Selected extract:
Content starts
What’s Going Around: Strep, allergies and hand, foot and mouth


Penn Medicine Lancaster General Health Physicians Roseville Pediatrics reports they continued to see a high numbers of viral illnesses, ear infections and sore throats. Strep continues to be a big player at around 50 percent of sore throat cases. This has remained high throughout the winter season.

With viral colds, as well as increasing allergy symptoms, they have also seen many cases of coughing.

They had only six cases of influenza this week. That is a sharp decrease from last month but indicates that the flu is still “going around” in the community.

They report they have continued to see an increase in wheezing, within the context of both viral infections and asthma exacerbations.

They also saw an increase in conjunctivitis, or pink eye, with a pretty even split between bacterial, viral and allergy-related pink eye.

There was a decrease in the number of stomach bug cases.

Dr. Joan Thode offered the following advice about coughing:

“With winter colds and spring allergies, nasal congestion and cough become persistent issues for many families. But it can be hard to know how long is ‘too long’ to be dealing with our children’s symptoms.

Regardless of whether your child’s nasal mucous is from a cold or allergies, it drains pretty slowly, clearing the nasal system either out the front of the nose or down the back of the throat. The path of least resistance for nasal mucous is into the throat. This ‘post-nasal drainage’ is what causes babies, toddlers and kids to cough. And cough. And cough…

In the context of a viral cold, the post-nasal drainage and cough can slowly taper over seven to 10 days after other cold symptoms resolve. This is known as a ‘protracted cough.’ As long as the initial active, heavy nasal drainage improves after four to seven days and the protracted cough continues to slowly improve without causing fevers or increased work of breathing, it’s OK to watch it for a week or two.”

Reasons to bring your child for a medical evaluation:

-Five consecutive days of fever
-Respiratory distress or increased work of breathing
-Fevers that come back before cold symptoms have fully improved
-Cough that does not improve after about two weeks
-Nasal drainage that returns after getting almost all better

UPMC Pinnacle’s Heritage Pediatrics in Camp Hill says they are seeing a lot of upper respiratory viruses that are starting with high fever for the first three days. There is associated nasal congestion and cough. The cough starts dry and then becomes more productive. Most viral coughs last 10-14 days, but they should improve after the first seven days.

If your child’s fever lasts more than three days, if their cough is worsening, or if they appear to have trouble breathing, they should be seen by a medical provider.

“It may help to run a cool must humidifier in their bedroom, use saline nasal drops to help clear nasal secretions,” Dr. Kathleen Zimmerman said. “Fever reducers can also be used in children older than two months if the fever is making them uncomfortable.”
Content ends
[Saved data entries]
Content starts
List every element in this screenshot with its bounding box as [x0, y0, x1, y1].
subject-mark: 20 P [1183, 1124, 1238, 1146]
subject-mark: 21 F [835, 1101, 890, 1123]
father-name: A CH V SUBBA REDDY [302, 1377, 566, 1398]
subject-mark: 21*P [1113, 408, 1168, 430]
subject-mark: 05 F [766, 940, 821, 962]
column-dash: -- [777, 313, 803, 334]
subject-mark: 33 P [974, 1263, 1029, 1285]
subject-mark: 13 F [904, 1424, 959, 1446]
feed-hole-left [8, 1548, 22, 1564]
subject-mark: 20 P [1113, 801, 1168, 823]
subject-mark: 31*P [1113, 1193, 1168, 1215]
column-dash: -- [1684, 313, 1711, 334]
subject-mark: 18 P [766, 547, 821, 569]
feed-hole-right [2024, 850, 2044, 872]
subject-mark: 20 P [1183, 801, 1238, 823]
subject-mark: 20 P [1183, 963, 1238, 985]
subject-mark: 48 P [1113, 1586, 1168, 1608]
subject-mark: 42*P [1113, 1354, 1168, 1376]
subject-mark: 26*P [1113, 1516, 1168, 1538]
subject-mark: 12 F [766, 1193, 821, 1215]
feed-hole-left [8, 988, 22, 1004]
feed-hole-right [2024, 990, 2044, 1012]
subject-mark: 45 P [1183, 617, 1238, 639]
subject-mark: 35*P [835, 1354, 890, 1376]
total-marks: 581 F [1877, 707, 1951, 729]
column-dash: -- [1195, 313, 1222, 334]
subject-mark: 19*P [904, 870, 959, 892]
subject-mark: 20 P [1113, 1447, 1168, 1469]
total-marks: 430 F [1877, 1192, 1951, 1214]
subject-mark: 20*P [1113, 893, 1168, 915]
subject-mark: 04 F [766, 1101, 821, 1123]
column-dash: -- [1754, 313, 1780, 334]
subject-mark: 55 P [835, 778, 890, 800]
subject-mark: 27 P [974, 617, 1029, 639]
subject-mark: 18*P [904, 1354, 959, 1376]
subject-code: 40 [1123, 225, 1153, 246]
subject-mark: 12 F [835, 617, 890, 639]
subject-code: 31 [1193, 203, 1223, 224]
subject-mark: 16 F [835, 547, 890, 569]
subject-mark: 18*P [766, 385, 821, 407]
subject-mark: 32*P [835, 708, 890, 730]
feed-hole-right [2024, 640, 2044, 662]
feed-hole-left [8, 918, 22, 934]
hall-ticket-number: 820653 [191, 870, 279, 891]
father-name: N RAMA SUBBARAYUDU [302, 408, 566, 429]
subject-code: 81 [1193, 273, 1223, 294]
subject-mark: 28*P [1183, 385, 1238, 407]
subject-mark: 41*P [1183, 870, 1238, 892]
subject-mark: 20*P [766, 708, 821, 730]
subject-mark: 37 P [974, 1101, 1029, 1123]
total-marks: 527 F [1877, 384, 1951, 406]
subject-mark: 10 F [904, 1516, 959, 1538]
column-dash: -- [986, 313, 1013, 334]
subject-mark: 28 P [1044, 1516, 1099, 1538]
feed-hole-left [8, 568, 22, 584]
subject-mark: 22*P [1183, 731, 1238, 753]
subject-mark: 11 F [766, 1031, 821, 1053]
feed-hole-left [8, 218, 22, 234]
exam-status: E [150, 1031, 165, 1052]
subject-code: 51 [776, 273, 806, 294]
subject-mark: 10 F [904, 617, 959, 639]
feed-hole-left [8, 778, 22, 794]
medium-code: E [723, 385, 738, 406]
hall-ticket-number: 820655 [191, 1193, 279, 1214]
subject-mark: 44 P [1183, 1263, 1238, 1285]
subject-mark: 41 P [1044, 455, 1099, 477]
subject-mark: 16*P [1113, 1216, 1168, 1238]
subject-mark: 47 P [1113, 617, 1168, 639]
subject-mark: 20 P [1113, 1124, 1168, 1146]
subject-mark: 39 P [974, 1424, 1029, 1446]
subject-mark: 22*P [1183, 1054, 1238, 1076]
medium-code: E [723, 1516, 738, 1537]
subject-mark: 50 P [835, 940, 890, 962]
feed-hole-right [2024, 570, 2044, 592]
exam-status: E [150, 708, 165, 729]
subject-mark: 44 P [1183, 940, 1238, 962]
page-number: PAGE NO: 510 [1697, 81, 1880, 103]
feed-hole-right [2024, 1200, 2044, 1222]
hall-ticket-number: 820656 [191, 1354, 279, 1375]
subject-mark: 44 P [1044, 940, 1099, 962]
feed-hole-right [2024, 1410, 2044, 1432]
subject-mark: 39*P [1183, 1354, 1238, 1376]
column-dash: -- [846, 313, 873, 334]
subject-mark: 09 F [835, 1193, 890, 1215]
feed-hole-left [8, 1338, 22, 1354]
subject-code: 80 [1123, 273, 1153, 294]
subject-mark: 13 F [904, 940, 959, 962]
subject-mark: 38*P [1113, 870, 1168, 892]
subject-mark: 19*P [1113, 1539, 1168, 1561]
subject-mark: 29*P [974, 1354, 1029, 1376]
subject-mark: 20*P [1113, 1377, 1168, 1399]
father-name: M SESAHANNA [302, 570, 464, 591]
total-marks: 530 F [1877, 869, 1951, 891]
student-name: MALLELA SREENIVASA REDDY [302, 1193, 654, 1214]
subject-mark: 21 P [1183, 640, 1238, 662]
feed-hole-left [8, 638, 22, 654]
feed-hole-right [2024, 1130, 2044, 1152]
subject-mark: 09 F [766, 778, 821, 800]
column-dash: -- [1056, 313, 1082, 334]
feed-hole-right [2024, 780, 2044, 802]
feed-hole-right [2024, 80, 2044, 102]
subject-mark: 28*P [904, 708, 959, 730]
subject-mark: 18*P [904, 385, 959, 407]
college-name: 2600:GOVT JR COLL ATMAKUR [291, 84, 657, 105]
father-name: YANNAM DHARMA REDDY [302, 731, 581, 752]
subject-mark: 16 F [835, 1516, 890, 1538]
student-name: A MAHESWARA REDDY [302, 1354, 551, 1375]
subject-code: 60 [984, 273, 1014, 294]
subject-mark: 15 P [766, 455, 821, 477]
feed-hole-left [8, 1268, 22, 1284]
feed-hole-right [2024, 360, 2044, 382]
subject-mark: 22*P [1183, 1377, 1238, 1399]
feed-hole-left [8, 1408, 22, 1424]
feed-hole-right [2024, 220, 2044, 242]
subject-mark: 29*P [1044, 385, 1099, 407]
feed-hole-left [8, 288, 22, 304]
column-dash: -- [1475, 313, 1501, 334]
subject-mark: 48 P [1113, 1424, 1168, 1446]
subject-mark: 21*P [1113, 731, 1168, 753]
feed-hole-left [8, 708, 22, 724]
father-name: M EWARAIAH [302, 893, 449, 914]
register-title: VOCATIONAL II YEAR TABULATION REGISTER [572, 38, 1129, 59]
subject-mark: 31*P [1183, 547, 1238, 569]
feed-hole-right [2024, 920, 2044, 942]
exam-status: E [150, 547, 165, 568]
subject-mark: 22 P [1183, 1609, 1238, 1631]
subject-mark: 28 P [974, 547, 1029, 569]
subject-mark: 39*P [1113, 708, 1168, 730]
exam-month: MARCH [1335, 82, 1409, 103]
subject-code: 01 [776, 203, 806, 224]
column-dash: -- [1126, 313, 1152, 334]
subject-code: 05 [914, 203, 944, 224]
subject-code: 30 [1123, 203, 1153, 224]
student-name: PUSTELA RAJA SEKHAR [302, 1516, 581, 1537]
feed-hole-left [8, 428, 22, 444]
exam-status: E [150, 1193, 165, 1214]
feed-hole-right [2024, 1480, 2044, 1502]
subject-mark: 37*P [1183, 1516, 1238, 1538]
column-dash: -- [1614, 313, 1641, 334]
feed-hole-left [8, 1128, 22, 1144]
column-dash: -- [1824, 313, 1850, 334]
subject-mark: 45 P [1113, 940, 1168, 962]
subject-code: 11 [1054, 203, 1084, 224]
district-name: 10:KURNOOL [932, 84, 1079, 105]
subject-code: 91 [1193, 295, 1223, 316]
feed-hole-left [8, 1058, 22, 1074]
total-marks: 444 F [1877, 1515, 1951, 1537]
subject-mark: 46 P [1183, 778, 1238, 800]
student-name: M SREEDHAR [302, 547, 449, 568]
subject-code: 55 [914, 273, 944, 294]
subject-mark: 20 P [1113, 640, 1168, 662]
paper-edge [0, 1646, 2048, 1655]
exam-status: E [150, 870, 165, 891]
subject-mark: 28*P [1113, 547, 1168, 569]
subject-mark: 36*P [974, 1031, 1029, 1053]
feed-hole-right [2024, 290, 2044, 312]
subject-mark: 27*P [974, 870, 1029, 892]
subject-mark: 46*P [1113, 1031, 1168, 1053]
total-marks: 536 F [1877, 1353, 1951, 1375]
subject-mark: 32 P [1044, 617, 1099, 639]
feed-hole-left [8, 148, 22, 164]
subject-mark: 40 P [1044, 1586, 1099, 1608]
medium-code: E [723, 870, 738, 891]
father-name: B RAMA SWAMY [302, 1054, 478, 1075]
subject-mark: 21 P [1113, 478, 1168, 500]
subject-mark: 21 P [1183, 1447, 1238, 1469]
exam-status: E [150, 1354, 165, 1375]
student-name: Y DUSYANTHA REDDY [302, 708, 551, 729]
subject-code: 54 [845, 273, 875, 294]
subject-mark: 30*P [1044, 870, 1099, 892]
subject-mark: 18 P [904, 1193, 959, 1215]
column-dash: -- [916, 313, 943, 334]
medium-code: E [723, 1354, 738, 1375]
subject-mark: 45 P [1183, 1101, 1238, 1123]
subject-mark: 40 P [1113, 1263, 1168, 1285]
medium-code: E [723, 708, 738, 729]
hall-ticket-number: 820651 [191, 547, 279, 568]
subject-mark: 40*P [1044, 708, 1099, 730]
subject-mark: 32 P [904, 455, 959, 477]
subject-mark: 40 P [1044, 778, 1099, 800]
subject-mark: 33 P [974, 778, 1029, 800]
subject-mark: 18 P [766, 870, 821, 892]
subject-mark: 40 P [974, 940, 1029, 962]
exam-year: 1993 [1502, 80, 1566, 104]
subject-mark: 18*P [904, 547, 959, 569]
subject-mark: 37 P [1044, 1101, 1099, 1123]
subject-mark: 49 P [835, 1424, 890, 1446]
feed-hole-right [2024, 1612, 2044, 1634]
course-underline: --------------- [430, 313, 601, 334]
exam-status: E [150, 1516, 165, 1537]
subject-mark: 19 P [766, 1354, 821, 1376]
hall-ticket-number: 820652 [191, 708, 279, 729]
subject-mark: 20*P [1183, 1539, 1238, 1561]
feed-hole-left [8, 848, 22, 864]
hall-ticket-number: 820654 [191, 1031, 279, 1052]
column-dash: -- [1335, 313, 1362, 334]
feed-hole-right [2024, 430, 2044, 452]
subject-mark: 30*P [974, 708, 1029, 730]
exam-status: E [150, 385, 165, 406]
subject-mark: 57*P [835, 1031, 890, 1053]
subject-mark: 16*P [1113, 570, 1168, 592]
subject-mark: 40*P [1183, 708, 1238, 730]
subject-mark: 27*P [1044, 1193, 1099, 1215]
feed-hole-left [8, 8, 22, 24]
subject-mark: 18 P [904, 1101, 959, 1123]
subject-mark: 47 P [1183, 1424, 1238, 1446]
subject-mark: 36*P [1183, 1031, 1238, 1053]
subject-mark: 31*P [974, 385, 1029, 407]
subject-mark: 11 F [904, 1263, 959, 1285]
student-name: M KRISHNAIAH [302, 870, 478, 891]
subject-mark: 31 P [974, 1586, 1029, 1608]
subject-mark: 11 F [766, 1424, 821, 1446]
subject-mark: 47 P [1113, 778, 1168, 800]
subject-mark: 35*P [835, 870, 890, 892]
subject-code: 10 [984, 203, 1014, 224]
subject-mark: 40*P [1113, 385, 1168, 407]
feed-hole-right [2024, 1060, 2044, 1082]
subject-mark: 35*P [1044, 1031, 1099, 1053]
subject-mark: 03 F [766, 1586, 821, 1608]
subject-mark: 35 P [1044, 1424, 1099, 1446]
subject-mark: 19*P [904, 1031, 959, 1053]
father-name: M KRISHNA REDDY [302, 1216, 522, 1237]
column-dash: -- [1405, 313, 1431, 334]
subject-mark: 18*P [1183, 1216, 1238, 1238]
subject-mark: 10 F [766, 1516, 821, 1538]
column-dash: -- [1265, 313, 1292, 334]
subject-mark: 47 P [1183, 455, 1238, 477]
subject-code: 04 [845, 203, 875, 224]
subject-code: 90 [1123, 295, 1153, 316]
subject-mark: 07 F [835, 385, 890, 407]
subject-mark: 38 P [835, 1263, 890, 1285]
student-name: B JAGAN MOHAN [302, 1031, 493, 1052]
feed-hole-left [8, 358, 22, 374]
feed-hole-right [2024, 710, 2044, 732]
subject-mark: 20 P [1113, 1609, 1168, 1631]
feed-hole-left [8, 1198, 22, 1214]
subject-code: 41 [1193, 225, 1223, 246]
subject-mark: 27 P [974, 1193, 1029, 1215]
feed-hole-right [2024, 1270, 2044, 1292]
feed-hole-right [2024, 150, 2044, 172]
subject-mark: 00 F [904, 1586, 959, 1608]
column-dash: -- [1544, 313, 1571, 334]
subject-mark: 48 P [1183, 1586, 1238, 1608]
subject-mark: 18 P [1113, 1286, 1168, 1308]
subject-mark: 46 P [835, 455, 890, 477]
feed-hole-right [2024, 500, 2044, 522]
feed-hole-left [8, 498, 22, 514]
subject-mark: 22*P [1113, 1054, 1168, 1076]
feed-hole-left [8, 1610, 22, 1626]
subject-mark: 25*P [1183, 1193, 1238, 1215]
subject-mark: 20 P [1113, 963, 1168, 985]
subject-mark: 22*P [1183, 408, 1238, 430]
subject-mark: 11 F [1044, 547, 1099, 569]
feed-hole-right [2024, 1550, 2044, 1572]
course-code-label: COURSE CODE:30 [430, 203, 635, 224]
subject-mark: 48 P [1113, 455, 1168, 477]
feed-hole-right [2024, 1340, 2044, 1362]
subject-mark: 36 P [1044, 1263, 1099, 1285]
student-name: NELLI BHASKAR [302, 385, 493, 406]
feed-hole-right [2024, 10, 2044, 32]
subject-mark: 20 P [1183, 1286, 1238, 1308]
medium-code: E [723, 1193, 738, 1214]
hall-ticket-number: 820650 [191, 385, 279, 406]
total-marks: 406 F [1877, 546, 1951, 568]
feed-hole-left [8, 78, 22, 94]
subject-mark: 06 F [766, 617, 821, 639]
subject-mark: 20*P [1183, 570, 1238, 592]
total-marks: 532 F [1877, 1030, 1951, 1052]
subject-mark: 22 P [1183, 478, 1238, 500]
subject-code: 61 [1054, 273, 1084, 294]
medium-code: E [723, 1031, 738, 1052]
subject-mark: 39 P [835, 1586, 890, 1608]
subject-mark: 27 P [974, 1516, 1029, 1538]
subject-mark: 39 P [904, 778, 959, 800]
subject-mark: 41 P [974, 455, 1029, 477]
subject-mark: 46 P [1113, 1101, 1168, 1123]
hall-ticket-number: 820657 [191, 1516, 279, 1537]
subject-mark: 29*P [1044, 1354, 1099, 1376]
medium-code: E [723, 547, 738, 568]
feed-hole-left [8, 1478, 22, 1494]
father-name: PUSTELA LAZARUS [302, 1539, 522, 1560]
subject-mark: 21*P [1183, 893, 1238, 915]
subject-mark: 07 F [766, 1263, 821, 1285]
Content ends
Say whether each statement below agrees with the report on illnesses going around. Answer yes or no and quote the exact words of the report that settle it.
1. Roseville Pediatrics had only six cases of influenza this week.
2. Roseville Pediatrics saw an increase in stomach bug cases.
3. Heritage Pediatrics in Camp Hill says most viral coughs last 10-14 days.

1. Yes: "They had only six cases of influenza this week."
2. No: "There was a decrease in the number of stomach bug cases."
3. Yes: "Most viral coughs last 10-14 days, but they should improve after the first seven days."